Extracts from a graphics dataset
╭──

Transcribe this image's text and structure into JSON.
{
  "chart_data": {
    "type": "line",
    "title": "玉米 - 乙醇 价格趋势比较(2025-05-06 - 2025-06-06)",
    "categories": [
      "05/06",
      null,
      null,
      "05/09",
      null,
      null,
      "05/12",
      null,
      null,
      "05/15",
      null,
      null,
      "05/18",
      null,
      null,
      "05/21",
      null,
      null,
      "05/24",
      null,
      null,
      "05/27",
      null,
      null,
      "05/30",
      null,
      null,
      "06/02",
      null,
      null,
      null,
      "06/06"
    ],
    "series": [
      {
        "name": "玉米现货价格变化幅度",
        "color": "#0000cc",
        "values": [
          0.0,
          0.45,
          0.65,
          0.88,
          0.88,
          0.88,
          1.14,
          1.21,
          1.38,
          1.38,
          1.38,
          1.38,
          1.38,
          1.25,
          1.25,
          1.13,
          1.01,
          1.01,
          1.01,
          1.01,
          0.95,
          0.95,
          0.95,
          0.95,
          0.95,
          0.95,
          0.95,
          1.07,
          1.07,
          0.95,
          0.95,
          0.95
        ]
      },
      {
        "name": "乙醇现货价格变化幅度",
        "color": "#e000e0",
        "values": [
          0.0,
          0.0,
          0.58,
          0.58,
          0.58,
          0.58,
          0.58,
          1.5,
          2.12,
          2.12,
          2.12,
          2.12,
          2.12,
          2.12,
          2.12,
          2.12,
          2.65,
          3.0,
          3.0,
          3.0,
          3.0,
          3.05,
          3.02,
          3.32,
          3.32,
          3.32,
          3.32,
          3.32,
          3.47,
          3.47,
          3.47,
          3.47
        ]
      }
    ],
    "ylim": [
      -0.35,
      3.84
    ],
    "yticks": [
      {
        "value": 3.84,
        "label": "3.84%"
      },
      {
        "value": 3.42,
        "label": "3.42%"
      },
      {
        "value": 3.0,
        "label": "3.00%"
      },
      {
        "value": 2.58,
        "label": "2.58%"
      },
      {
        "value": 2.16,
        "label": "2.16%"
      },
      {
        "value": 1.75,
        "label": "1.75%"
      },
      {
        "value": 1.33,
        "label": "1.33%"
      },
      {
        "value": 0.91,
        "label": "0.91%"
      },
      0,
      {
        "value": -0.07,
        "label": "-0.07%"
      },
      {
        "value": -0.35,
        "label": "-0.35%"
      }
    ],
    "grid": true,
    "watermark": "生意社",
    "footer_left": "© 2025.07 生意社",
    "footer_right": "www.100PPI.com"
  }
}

╰──

EXERCISE GOAL
Using the data above, repeat every line exactly.

THE OUTPUT
Transcribe this image's text and structure into JSON.
{
  "chart_data": {
    "type": "line",
    "title": "玉米 - 乙醇 价格趋势比较(2025-05-06 - 2025-06-06)",
    "categories": [
      "05/06",
      null,
      null,
      "05/09",
      null,
      null,
      "05/12",
      null,
      null,
      "05/15",
      null,
      null,
      "05/18",
      null,
      null,
      "05/21",
      null,
      null,
      "05/24",
      null,
      null,
      "05/27",
      null,
      null,
      "05/30",
      null,
      null,
      "06/02",
      null,
      null,
      null,
      "06/06"
    ],
    "series": [
      {
        "name": "玉米现货价格变化幅度",
        "color": "#0000cc",
        "values": [
          0.0,
          0.45,
          0.65,
          0.88,
          0.88,
          0.88,
          1.14,
          1.21,
          1.38,
          1.38,
          1.38,
          1.38,
          1.38,
          1.25,
          1.25,
          1.13,
          1.01,
          1.01,
          1.01,
          1.01,
          0.95,
          0.95,
          0.95,
          0.95,
          0.95,
          0.95,
          0.95,
          1.07,
          1.07,
          0.95,
          0.95,
          0.95
        ]
      },
      {
        "name": "乙醇现货价格变化幅度",
        "color": "#e000e0",
        "values": [
          0.0,
          0.0,
          0.58,
          0.58,
          0.58,
          0.58,
          0.58,
          1.5,
          2.12,
          2.12,
          2.12,
          2.12,
          2.12,
          2.12,
          2.12,
          2.12,
          2.65,
          3.0,
          3.0,
          3.0,
          3.0,
          3.05,
          3.02,
          3.32,
          3.32,
          3.32,
          3.32,
          3.32,
          3.47,
          3.47,
          3.47,
          3.47
        ]
      }
    ],
    "ylim": [
      -0.35,
      3.84
    ],
    "yticks": [
      {
        "value": 3.84,
        "label": "3.84%"
      },
      {
        "value": 3.42,
        "label": "3.42%"
      },
      {
        "value": 3.0,
        "label": "3.00%"
      },
      {
        "value": 2.58,
        "label": "2.58%"
      },
      {
        "value": 2.16,
        "label": "2.16%"
      },
      {
        "value": 1.75,
        "label": "1.75%"
      },
      {
        "value": 1.33,
        "label": "1.33%"
      },
      {
        "value": 0.91,
        "label": "0.91%"
      },
      0,
      {
        "value": -0.07,
        "label": "-0.07%"
      },
      {
        "value": -0.35,
        "label": "-0.35%"
      }
    ],
    "grid": true,
    "watermark": "生意社",
    "footer_left": "© 2025.07 生意社",
    "footer_right": "www.100PPI.com"
  }
}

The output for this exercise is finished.